Find the string "title" in the records. Copy every line it appears in.
____________________
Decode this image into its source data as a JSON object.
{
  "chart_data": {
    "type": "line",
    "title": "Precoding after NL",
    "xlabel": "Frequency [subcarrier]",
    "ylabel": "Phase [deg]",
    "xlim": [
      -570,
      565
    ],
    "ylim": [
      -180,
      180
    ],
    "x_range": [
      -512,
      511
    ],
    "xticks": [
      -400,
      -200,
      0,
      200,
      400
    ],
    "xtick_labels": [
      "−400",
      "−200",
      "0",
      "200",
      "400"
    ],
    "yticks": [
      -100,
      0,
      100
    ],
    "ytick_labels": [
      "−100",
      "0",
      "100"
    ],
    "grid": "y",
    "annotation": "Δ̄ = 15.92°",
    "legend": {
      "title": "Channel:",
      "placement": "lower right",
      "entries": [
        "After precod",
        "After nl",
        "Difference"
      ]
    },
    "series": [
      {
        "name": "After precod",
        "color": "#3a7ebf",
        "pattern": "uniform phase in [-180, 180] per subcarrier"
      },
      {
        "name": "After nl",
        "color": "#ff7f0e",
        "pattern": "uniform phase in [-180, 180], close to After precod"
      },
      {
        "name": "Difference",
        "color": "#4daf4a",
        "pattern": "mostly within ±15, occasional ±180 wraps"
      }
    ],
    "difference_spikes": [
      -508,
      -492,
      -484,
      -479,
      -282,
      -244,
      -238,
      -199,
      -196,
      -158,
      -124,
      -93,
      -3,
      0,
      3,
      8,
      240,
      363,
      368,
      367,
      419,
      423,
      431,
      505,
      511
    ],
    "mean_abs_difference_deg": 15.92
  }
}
____________________
▶ Task answer:
    "title": "Precoding after NL",
      "title": "Channel:",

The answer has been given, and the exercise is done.